-- START Record set --
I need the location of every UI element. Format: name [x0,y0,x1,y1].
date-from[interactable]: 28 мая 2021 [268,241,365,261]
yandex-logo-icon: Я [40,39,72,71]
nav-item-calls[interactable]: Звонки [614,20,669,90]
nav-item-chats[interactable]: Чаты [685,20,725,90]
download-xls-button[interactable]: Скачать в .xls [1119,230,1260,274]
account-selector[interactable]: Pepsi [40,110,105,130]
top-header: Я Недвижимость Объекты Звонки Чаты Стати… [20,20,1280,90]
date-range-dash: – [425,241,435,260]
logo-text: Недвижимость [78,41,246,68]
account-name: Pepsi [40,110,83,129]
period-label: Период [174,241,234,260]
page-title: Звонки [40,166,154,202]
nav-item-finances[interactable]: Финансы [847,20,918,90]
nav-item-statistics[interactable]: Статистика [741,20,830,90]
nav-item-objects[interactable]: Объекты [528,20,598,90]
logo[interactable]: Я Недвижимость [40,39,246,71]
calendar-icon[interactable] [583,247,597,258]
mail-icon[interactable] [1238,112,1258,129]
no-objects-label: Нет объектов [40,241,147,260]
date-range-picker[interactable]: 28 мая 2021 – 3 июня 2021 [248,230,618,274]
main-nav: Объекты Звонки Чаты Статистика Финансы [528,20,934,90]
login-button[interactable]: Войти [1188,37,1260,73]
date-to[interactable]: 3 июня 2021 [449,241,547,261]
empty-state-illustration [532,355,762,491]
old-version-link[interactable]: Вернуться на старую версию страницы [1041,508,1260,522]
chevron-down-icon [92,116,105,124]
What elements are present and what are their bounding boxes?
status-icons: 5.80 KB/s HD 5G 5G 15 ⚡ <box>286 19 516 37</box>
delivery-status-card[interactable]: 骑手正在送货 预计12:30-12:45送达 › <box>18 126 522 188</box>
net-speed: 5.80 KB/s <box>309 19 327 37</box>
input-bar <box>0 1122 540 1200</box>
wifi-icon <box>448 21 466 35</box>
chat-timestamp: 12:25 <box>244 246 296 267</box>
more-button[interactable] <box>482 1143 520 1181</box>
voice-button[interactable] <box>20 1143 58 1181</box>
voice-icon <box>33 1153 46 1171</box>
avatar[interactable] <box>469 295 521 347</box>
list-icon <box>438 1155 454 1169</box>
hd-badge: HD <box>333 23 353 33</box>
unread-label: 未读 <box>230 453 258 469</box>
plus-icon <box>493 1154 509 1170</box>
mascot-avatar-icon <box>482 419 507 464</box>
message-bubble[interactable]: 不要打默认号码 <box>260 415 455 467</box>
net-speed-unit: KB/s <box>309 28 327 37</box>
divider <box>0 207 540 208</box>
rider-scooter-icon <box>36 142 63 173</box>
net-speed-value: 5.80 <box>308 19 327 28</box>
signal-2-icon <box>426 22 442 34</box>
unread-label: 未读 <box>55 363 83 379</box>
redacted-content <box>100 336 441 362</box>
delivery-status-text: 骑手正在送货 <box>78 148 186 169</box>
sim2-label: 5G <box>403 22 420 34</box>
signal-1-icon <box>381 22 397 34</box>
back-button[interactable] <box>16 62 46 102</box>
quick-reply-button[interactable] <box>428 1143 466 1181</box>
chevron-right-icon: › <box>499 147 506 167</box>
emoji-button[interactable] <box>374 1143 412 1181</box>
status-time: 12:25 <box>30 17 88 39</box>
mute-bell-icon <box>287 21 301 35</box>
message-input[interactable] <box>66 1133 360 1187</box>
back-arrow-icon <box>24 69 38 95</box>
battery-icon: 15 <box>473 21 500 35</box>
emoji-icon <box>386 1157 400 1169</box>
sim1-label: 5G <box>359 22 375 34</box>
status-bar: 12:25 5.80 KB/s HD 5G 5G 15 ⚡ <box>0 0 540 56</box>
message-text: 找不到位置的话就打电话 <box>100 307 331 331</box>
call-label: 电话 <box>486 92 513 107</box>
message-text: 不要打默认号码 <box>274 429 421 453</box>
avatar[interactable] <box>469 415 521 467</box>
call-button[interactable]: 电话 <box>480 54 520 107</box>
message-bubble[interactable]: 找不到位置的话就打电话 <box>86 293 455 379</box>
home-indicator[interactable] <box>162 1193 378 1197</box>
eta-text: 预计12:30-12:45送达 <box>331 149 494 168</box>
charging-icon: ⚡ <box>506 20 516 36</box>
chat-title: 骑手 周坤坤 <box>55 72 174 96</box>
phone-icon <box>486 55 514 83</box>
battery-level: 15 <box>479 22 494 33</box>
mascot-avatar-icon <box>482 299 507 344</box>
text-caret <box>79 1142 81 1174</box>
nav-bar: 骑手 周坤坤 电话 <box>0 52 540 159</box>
-- END Record set --
Count the lines in the listing that contain the word "objects". Reply with the number alone.

2